— Start DATA —

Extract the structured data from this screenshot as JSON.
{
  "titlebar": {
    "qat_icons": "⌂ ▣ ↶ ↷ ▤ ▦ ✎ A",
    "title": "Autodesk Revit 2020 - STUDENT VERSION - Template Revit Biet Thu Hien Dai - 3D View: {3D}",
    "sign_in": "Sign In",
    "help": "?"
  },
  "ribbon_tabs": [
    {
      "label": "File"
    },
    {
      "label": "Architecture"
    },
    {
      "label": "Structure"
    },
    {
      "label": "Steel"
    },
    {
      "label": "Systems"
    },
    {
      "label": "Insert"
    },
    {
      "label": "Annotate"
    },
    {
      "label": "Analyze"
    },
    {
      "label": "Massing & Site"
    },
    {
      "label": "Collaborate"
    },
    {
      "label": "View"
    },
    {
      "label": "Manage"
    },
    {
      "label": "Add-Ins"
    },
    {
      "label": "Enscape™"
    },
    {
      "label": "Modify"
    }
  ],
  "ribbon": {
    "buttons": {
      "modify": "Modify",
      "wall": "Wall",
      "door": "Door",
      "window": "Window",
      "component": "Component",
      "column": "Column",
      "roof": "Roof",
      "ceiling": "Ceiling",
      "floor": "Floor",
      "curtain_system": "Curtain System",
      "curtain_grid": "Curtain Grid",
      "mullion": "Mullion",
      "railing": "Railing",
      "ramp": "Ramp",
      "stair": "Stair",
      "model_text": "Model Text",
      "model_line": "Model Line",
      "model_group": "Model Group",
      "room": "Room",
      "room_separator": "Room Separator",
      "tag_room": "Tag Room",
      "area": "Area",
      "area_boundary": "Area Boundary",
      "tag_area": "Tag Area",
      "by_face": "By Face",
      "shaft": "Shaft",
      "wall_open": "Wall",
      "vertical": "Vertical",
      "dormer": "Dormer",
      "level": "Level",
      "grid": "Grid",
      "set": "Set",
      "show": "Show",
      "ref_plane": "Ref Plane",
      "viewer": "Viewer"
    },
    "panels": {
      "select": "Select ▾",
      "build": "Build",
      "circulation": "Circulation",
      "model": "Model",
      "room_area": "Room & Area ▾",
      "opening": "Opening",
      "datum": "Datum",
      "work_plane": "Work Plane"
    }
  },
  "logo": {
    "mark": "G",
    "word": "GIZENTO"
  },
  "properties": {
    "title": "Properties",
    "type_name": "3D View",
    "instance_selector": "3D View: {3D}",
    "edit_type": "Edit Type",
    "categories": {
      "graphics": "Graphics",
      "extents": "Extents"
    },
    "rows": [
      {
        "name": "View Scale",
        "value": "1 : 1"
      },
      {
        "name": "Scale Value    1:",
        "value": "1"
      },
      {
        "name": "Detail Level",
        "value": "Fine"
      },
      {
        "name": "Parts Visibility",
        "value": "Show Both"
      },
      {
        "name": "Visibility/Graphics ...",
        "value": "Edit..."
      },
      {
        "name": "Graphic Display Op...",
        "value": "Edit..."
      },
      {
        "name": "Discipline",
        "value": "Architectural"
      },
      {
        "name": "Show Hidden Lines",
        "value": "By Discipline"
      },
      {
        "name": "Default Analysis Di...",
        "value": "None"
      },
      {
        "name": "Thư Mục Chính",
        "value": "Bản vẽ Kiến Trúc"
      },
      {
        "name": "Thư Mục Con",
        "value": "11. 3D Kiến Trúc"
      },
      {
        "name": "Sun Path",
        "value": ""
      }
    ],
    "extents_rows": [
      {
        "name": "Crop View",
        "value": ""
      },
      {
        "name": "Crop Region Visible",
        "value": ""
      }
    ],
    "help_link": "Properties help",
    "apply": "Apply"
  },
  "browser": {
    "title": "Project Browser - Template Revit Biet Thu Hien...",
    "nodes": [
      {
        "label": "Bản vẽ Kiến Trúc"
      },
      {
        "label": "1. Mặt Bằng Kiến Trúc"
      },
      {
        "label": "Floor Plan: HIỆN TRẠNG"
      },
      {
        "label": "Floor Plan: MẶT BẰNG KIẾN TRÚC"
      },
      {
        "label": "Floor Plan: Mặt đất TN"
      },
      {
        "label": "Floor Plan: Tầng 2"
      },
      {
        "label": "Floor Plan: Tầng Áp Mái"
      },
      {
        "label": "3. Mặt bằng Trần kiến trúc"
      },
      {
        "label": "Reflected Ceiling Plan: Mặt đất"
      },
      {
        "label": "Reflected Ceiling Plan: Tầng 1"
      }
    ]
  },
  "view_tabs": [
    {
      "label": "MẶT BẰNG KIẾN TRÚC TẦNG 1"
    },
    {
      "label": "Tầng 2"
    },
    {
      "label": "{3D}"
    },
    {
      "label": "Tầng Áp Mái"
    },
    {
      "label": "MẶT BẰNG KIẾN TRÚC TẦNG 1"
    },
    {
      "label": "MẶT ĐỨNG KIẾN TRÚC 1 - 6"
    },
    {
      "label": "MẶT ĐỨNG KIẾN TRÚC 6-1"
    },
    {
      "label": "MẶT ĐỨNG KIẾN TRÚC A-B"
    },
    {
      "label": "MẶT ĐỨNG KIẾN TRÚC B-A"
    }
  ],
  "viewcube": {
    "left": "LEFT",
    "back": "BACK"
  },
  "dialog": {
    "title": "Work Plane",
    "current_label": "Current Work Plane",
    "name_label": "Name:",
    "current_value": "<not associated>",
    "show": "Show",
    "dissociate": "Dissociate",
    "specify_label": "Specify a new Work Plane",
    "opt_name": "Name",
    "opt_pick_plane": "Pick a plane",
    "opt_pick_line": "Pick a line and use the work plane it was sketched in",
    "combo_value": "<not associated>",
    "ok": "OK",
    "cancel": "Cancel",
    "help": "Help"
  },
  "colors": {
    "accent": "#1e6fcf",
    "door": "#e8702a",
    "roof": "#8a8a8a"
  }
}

— End DATA —

#### THE REQUEST:
Copy the lines from the entries above in which the word "Curtain" appears.

#### EXERCISE OUTPUT:
      "curtain_system": "Curtain System",
      "curtain_grid": "Curtain Grid",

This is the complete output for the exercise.